(begin)

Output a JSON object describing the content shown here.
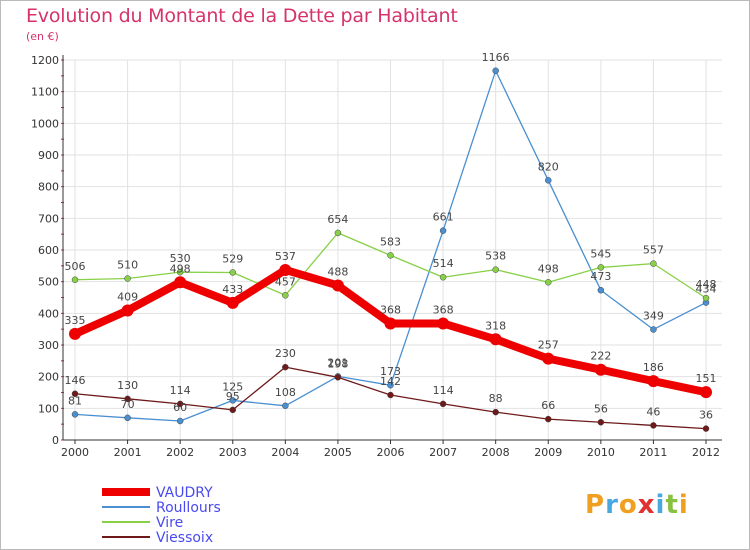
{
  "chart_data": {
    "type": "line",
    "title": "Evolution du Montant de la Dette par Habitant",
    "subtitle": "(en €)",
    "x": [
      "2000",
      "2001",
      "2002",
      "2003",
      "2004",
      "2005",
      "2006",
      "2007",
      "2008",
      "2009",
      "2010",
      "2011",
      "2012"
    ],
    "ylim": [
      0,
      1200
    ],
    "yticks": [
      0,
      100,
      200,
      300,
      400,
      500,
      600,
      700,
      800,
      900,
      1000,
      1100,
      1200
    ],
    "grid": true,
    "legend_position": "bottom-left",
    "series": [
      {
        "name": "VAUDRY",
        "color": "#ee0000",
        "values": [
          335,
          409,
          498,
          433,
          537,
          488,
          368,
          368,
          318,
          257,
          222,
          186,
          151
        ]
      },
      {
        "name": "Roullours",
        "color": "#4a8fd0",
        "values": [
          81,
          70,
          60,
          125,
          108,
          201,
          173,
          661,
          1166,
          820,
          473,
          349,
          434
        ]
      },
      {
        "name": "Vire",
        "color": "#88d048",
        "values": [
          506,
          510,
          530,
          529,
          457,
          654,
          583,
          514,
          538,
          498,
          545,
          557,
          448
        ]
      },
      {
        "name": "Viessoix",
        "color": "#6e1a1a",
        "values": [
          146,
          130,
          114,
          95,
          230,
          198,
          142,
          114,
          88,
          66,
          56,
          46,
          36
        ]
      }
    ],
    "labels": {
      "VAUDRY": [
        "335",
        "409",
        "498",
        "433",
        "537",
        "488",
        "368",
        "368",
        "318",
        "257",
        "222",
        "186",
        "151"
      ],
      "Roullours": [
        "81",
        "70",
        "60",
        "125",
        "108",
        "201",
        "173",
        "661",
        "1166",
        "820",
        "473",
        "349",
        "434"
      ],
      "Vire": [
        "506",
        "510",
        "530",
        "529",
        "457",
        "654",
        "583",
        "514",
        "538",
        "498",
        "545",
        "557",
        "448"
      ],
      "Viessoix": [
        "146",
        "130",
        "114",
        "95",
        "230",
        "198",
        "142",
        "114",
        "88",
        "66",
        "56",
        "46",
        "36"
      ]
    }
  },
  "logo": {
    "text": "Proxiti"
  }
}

(end)
(begin)

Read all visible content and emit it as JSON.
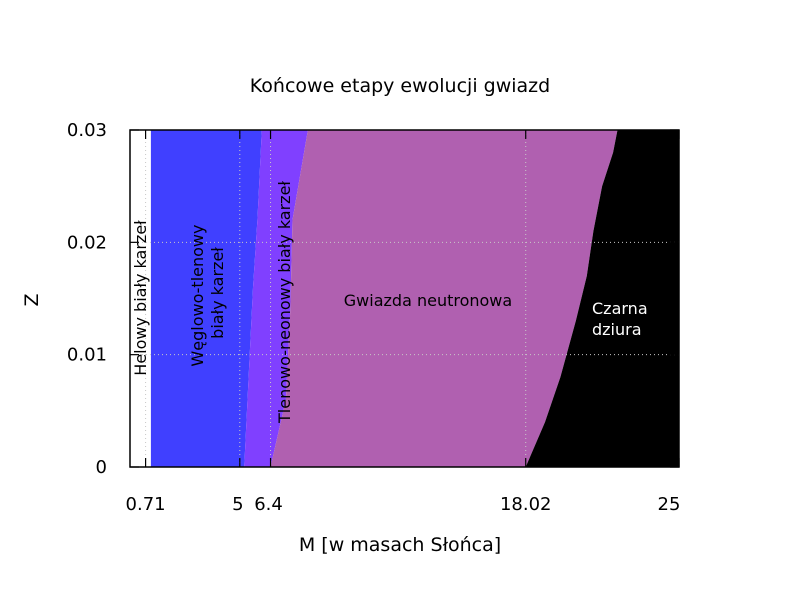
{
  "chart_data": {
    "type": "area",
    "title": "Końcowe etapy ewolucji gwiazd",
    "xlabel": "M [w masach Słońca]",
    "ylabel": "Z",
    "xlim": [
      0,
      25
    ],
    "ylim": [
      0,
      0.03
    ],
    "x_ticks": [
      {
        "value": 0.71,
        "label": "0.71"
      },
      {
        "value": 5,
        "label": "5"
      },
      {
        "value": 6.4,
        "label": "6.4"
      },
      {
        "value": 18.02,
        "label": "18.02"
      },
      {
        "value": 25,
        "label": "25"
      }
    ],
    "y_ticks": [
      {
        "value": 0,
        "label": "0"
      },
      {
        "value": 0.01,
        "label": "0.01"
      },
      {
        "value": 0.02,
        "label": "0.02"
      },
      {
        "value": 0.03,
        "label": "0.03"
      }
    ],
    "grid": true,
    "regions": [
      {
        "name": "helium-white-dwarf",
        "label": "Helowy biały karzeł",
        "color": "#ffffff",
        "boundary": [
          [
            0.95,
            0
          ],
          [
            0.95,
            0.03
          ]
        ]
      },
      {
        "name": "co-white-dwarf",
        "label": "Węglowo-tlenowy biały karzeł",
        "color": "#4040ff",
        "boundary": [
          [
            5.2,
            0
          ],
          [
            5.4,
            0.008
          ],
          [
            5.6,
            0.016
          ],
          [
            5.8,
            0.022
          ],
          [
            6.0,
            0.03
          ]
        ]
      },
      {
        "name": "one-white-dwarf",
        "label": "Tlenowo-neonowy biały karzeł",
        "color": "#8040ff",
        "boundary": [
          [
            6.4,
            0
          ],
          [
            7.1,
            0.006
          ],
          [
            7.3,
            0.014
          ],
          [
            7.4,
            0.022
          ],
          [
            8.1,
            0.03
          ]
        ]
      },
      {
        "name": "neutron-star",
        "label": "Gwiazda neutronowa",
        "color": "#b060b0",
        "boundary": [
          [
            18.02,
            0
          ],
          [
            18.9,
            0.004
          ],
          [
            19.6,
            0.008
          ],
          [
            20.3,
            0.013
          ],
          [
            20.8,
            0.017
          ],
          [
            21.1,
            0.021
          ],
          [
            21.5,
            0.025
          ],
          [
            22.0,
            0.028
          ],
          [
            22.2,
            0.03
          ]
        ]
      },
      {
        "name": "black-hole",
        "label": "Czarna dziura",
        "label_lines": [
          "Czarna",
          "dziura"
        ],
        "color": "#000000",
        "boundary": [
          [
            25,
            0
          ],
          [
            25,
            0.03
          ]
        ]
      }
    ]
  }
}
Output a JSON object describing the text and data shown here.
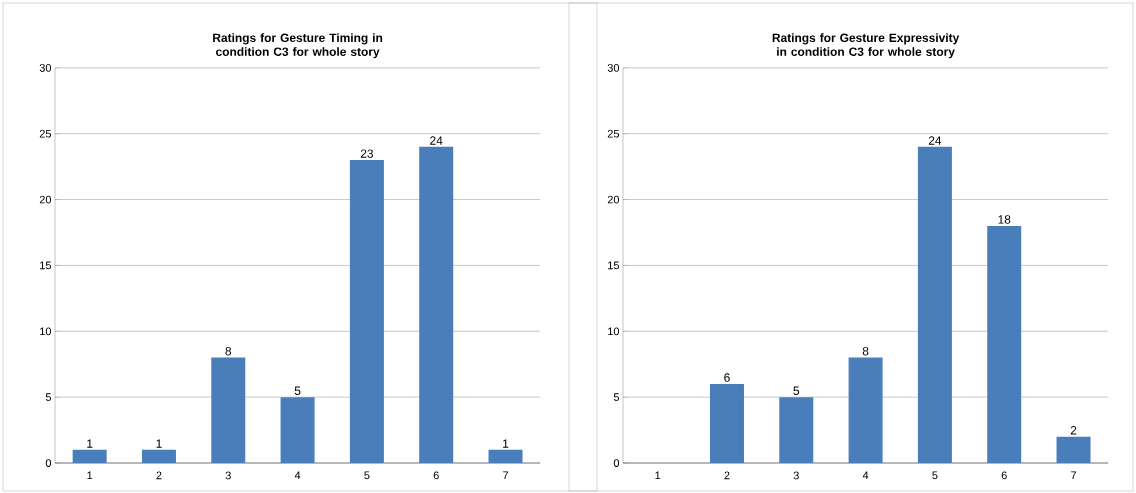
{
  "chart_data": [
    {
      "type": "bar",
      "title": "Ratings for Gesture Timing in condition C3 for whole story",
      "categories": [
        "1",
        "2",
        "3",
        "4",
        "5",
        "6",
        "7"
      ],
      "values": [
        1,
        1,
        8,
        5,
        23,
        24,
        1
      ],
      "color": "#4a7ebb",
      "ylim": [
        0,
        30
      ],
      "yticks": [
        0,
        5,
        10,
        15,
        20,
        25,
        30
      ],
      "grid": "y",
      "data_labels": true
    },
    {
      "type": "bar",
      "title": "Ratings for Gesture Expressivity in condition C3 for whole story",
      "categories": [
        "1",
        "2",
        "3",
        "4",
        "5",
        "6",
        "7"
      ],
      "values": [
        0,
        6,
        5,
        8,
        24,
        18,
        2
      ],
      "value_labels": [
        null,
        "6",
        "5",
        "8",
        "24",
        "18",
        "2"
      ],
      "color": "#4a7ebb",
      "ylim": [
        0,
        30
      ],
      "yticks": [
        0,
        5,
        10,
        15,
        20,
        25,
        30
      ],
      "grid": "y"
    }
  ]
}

(end)
(begin)

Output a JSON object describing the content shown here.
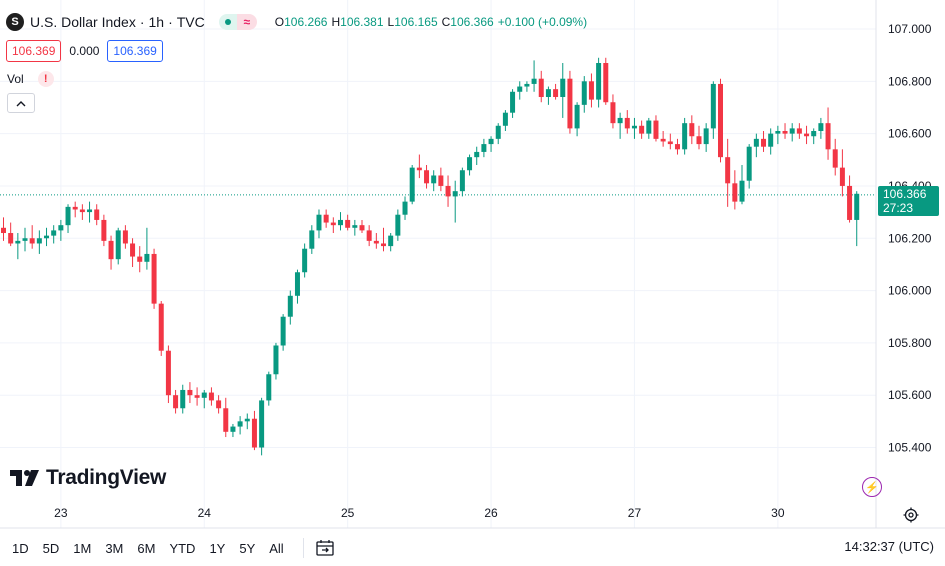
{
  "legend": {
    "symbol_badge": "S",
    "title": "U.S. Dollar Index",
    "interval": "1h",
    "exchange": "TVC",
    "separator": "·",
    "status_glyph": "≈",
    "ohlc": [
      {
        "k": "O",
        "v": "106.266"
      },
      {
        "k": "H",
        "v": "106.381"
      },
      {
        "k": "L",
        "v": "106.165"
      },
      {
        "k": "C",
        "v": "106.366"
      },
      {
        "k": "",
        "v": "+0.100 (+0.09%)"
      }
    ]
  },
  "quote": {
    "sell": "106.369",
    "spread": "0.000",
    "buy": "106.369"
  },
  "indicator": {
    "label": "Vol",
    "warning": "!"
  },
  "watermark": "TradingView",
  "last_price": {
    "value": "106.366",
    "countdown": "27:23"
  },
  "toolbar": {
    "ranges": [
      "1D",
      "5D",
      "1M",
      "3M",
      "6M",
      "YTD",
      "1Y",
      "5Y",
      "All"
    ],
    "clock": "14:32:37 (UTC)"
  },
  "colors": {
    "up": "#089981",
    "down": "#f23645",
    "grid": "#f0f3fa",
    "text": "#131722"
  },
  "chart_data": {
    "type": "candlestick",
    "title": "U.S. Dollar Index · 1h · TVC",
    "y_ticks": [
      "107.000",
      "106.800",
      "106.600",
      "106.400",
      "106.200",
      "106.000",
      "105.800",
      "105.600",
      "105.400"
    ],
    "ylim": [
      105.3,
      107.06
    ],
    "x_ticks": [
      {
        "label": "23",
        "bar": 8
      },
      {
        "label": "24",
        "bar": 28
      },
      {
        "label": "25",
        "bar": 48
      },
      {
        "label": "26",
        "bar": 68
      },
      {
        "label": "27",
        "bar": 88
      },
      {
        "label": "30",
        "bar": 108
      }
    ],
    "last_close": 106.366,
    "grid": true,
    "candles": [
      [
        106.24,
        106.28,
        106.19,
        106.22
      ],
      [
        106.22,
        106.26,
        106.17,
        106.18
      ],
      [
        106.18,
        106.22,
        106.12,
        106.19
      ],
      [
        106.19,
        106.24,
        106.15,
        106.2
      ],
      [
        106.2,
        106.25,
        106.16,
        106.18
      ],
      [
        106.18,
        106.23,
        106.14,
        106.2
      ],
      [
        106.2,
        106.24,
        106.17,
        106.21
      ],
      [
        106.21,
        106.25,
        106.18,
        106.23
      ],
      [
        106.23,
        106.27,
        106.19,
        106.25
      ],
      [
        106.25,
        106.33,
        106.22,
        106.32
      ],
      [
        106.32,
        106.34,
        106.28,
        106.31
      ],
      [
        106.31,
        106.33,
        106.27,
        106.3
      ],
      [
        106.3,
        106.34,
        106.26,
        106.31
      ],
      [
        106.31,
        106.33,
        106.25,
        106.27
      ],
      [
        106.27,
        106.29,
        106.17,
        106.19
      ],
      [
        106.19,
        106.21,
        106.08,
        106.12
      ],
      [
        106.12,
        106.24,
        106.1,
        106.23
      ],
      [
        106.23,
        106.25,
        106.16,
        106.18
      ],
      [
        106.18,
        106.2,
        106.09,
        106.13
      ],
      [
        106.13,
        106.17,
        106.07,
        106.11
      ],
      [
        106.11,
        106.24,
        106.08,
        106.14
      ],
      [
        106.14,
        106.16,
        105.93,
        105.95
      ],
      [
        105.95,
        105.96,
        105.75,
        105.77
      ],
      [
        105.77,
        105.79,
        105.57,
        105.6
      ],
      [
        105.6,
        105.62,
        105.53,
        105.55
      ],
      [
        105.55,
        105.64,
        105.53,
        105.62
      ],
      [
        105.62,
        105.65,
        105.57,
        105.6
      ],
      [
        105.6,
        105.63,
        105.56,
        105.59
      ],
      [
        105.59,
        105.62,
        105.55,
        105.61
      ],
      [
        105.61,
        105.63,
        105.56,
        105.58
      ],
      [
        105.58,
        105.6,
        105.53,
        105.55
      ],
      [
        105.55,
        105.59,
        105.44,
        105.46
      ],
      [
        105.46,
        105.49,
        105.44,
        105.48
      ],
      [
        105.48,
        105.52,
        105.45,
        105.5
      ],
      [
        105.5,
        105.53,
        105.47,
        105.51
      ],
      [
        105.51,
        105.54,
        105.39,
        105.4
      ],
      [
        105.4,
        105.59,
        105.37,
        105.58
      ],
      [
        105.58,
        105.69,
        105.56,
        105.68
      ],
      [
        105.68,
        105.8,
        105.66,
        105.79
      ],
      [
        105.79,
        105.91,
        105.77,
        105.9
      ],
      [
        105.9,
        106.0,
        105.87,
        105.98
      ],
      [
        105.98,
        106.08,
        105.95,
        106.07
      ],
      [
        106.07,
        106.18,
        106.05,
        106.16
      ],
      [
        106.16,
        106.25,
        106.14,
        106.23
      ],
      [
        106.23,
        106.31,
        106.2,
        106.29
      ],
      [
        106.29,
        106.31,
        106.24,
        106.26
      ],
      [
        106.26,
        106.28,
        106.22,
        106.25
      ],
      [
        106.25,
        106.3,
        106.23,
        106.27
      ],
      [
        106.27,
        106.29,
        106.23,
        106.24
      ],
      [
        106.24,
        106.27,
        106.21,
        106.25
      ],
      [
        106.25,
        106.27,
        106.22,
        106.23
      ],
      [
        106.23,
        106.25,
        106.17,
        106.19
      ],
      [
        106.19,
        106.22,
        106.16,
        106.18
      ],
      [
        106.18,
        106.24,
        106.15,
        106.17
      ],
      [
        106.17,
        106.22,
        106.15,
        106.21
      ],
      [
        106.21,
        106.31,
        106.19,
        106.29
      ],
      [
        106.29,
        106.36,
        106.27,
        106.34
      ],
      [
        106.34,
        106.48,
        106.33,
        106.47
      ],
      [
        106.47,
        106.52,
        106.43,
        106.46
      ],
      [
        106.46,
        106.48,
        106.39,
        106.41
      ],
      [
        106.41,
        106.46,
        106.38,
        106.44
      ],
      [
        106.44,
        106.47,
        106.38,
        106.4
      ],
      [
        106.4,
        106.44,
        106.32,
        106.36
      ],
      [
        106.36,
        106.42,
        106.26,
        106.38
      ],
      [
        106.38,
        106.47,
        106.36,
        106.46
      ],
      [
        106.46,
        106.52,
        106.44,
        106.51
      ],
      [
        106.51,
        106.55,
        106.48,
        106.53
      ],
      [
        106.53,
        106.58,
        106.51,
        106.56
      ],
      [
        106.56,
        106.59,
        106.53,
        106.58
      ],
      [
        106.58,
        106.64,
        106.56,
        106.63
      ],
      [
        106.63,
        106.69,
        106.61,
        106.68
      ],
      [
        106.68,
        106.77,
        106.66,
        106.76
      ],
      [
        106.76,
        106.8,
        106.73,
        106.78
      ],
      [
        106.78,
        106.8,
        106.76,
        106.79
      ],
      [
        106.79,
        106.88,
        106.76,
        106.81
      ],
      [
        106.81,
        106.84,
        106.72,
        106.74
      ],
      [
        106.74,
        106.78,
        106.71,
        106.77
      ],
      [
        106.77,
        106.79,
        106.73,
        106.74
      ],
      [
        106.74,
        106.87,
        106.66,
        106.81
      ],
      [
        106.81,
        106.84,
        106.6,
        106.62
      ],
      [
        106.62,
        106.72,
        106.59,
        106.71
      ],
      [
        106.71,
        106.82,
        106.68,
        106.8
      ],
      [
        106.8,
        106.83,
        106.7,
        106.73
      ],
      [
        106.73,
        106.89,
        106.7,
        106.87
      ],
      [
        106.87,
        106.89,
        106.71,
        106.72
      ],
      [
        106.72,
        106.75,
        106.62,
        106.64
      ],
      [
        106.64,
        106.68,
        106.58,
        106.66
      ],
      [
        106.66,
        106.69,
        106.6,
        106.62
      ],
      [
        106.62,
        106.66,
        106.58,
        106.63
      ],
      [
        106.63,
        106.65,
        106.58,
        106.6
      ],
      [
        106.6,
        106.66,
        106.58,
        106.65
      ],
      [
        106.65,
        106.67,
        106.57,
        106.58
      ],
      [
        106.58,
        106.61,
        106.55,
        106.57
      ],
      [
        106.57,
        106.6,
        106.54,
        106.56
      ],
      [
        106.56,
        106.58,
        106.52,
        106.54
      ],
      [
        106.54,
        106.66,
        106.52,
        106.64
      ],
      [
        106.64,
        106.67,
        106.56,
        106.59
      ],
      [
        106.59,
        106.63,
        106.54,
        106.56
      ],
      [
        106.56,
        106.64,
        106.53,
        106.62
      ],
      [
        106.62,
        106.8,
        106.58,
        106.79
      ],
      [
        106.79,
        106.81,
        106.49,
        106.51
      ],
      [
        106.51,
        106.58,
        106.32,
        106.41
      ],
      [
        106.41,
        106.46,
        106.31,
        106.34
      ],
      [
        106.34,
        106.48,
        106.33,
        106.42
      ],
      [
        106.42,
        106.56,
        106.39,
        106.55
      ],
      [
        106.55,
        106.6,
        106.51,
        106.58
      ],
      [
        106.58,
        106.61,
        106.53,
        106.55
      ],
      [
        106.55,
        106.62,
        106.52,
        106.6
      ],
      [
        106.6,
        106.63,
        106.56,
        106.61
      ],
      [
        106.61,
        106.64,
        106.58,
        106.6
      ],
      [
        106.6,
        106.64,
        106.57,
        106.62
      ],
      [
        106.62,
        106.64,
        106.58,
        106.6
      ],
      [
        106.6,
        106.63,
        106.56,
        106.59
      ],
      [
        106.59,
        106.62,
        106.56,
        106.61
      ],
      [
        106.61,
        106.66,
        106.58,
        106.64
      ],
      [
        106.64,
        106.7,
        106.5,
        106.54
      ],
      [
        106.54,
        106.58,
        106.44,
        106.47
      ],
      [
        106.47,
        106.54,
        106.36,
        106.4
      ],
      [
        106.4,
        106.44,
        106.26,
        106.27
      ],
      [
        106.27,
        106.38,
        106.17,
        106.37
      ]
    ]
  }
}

(end)

| What you have to do |
How many of the lines above include the string "story"? Answer with the number only.

| Output of the task |
2